Begin Extracted records
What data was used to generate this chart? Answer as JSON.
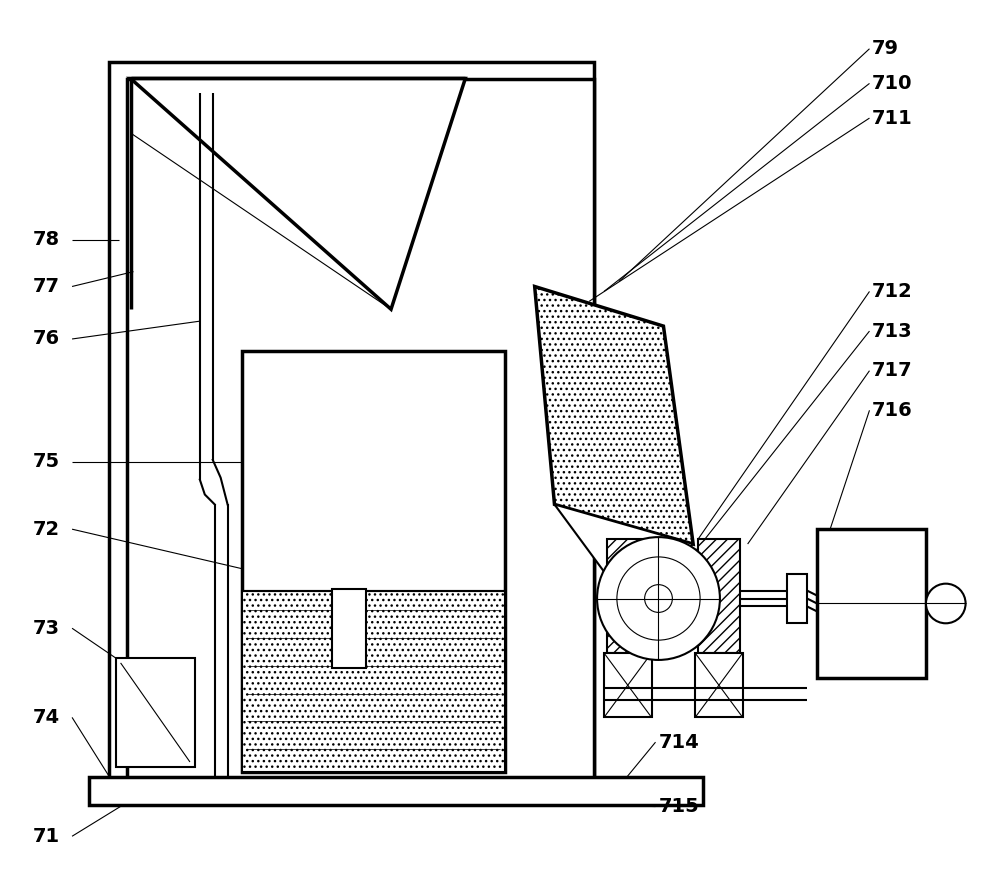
{
  "fig_width": 10.0,
  "fig_height": 8.86,
  "dpi": 100,
  "bg_color": "#ffffff",
  "line_color": "#000000",
  "lw_thick": 2.5,
  "lw_med": 1.5,
  "lw_thin": 0.8,
  "label_fs": 14
}
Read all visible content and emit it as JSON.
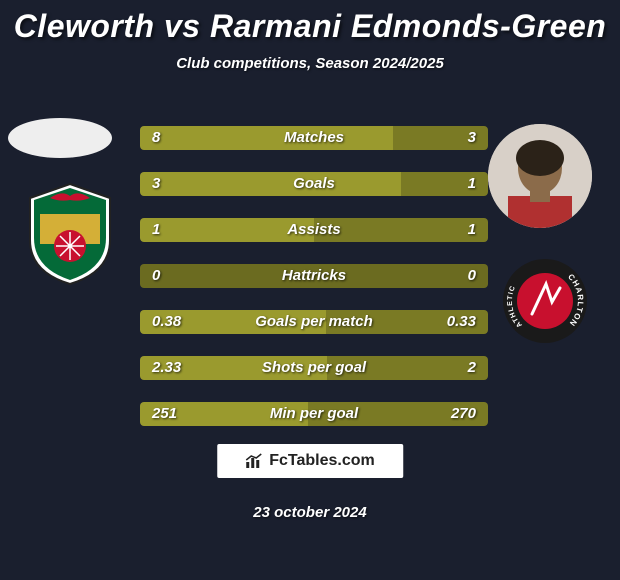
End Extracted records
◆ What needs to be done
Copy out each line exactly, without the pictures.

◆ Answer below
What data was used to generate this chart? Answer as JSON.
{
  "fig_width": 10.0,
  "fig_height": 8.86,
  "dpi": 100,
  "bg_color": "#ffffff",
  "line_color": "#000000",
  "lw_thick": 2.5,
  "lw_med": 1.5,
  "lw_thin": 0.8,
  "label_fs": 14
}
Read all visible content and emit it as JSON.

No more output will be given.